Exercise task – Exactly reproduce all the records, keeping pictures out of the copy.

Items listed in a dataset
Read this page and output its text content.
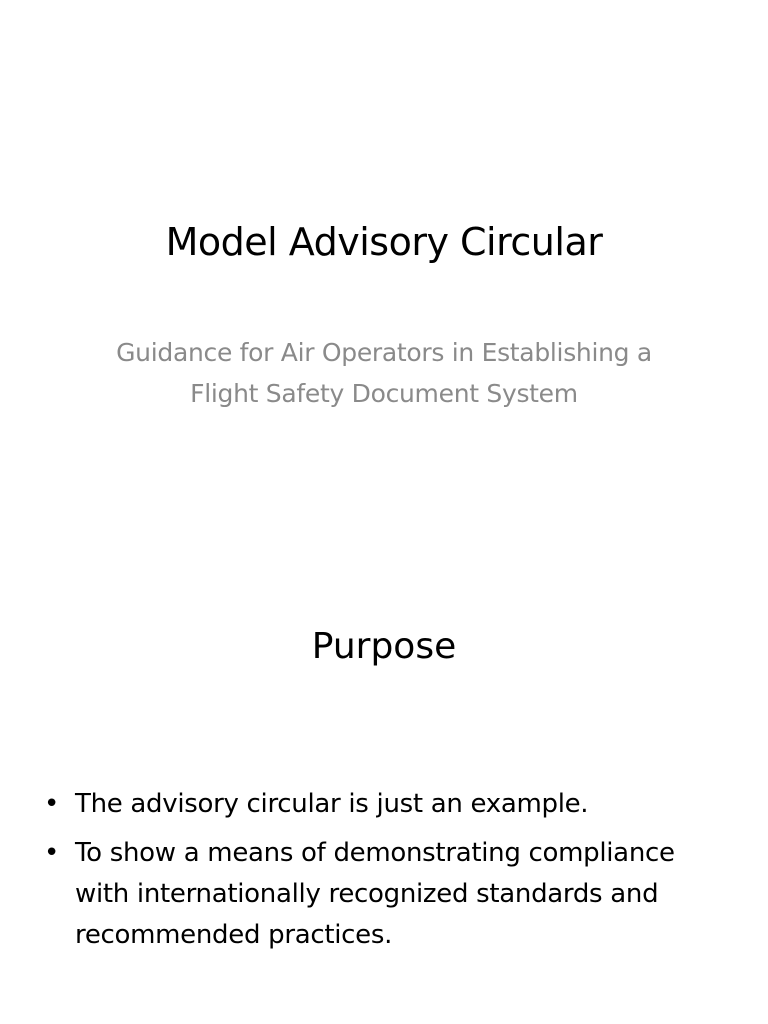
Model Advisory Circular

Guidance for Air Operators in Establishing a Flight Safety Document System

Purpose
• The advisory circular is just an example.
• To show a means of demonstrating compliance with internationally recognized standards and recommended practices.
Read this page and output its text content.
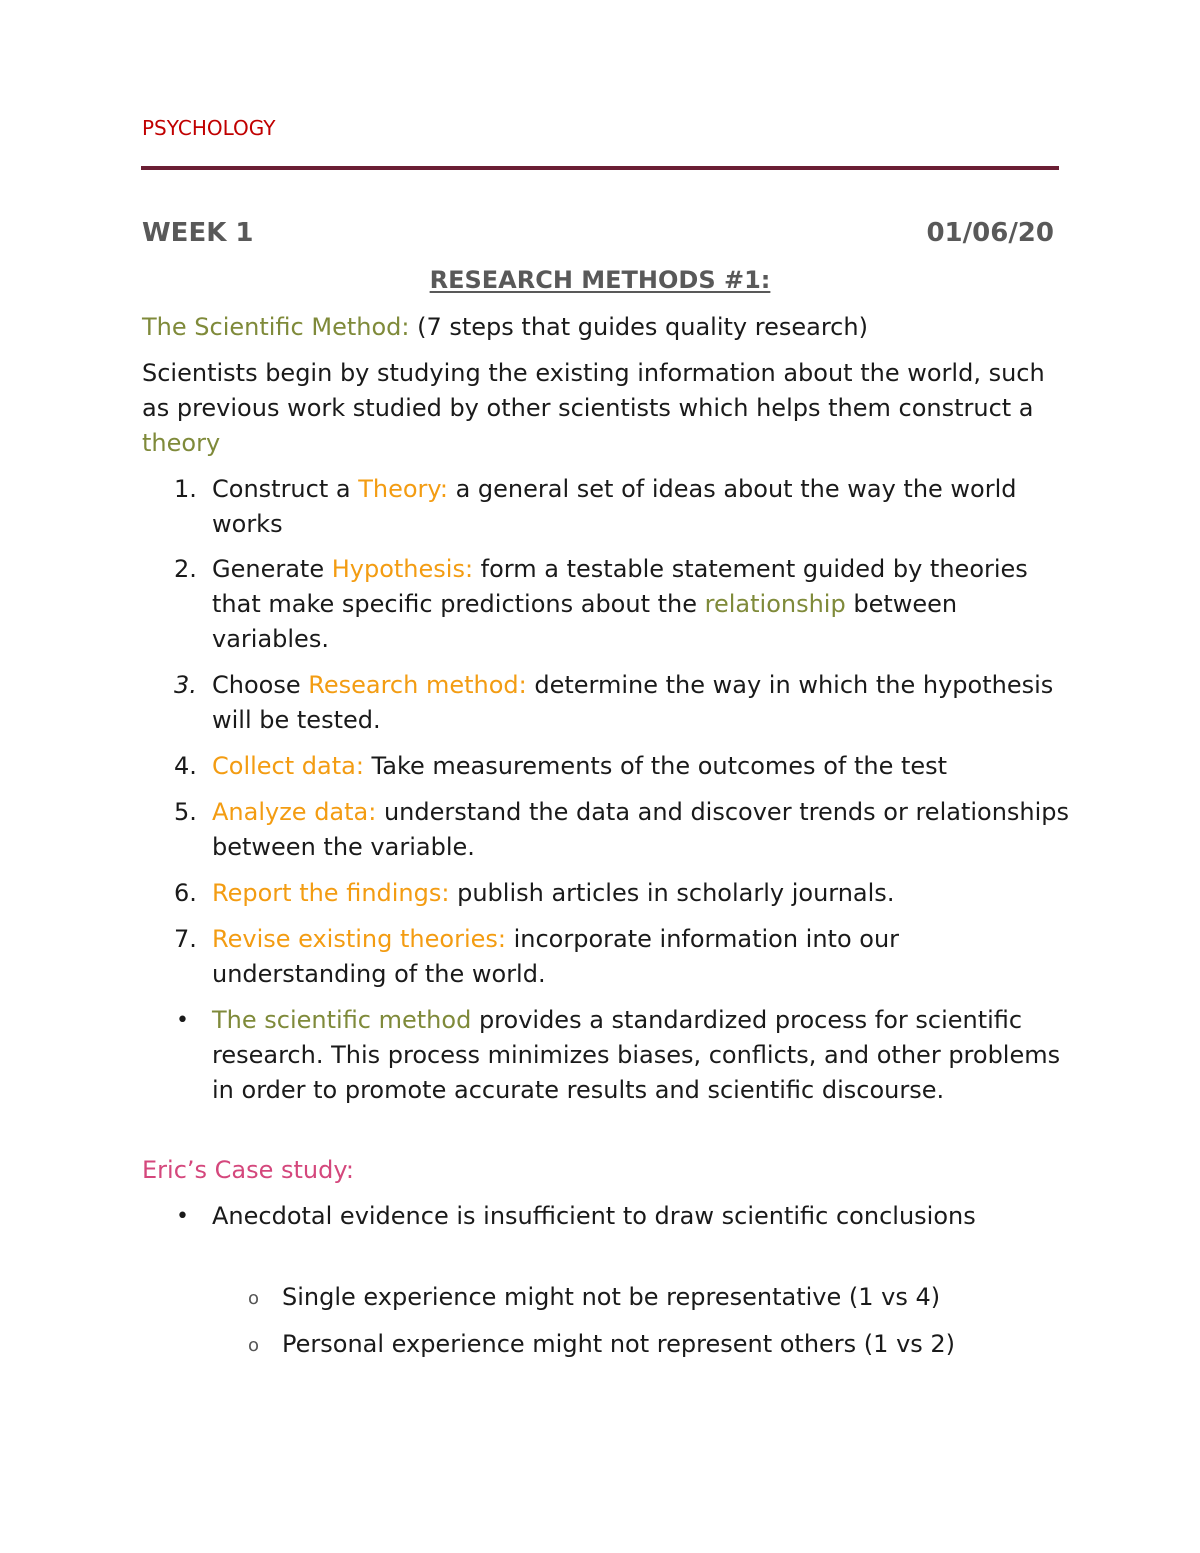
PSYCHOLOGY
WEEK 1	01/06/20
RESEARCH METHODS #1:
The Scientific Method: (7 steps that guides quality research)
Scientists begin by studying the existing information about the world, such as previous work studied by other scientists which helps them construct a theory
1. Construct a Theory: a general set of ideas about the way the world works
2. Generate Hypothesis: form a testable statement guided by theories that make specific predictions about the relationship between variables.
3. Choose Research method: determine the way in which the hypothesis will be tested.
4. Collect data: Take measurements of the outcomes of the test
5. Analyze data: understand the data and discover trends or relationships between the variable.
6. Report the findings: publish articles in scholarly journals.
7. Revise existing theories: incorporate information into our understanding of the world.
• The scientific method provides a standardized process for scientific research. This process minimizes biases, conflicts, and other problems in order to promote accurate results and scientific discourse.
Eric’s Case study:
• Anecdotal evidence is insufficient to draw scientific conclusions
o Single experience might not be representative (1 vs 4)
o Personal experience might not represent others (1 vs 2)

Exercise output –
Read this page and output its text content.
Model Advisory Circular

Guidance for Air Operators in Establishing a Flight Safety Document System

Purpose
• The advisory circular is just an example.
• To show a means of demonstrating compliance with internationally recognized standards and recommended practices.
Read this page and output its text content.
PSYCHOLOGY
WEEK 1	01/06/20
RESEARCH METHODS #1:
The Scientific Method: (7 steps that guides quality research)
Scientists begin by studying the existing information about the world, such as previous work studied by other scientists which helps them construct a theory
1. Construct a Theory: a general set of ideas about the way the world works
2. Generate Hypothesis: form a testable statement guided by theories that make specific predictions about the relationship between variables.
3. Choose Research method: determine the way in which the hypothesis will be tested.
4. Collect data: Take measurements of the outcomes of the test
5. Analyze data: understand the data and discover trends or relationships between the variable.
6. Report the findings: publish articles in scholarly journals.
7. Revise existing theories: incorporate information into our understanding of the world.
• The scientific method provides a standardized process for scientific research. This process minimizes biases, conflicts, and other problems in order to promote accurate results and scientific discourse.
Eric’s Case study:
• Anecdotal evidence is insufficient to draw scientific conclusions
o Single experience might not be representative (1 vs 4)
o Personal experience might not represent others (1 vs 2)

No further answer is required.